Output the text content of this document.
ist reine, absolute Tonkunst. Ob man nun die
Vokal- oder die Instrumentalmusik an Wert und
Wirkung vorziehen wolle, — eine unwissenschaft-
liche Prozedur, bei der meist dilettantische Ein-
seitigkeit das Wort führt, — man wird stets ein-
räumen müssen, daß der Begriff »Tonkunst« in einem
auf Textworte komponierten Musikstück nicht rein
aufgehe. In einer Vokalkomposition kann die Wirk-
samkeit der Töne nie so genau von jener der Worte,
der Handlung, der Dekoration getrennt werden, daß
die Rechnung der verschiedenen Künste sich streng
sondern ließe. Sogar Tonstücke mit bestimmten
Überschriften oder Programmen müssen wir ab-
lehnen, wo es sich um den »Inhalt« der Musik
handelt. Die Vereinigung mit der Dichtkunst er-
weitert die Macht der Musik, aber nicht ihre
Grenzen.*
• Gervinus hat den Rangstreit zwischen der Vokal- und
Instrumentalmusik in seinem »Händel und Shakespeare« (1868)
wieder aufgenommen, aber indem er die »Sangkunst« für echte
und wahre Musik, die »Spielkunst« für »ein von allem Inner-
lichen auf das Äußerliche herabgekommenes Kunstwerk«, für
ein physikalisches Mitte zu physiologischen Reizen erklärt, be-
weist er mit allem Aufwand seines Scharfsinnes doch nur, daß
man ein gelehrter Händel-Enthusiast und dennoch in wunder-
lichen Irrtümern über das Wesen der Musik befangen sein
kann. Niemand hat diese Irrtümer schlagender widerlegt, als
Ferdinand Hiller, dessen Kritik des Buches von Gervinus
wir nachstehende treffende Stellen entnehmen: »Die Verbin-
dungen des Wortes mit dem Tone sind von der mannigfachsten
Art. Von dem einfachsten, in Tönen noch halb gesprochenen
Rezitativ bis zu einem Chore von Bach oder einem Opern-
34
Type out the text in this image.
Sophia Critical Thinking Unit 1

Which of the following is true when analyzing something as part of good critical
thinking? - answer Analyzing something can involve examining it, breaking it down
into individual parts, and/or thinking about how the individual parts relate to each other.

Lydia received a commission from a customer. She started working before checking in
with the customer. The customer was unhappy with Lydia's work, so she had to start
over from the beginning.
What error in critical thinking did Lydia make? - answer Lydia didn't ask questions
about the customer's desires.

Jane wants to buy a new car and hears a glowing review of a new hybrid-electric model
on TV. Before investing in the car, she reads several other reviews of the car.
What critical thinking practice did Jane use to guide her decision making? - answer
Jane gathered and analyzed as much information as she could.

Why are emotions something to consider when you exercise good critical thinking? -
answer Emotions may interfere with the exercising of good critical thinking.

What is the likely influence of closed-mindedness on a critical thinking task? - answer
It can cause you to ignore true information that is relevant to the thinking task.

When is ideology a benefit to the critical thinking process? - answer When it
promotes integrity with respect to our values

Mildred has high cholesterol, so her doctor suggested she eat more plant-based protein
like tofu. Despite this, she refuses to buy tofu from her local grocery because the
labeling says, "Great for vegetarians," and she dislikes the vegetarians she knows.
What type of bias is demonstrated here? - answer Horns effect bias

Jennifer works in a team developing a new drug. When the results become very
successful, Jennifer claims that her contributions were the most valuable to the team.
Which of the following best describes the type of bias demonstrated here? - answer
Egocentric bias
========
WORK REQUEST:
Pull every line containing the word "that" out of the material and copy it.

OUTPUT BELOW:
It can cause you to ignore true information that is relevant to the thinking task.
successful, Jennifer claims that her contributions were the most valuable to the team.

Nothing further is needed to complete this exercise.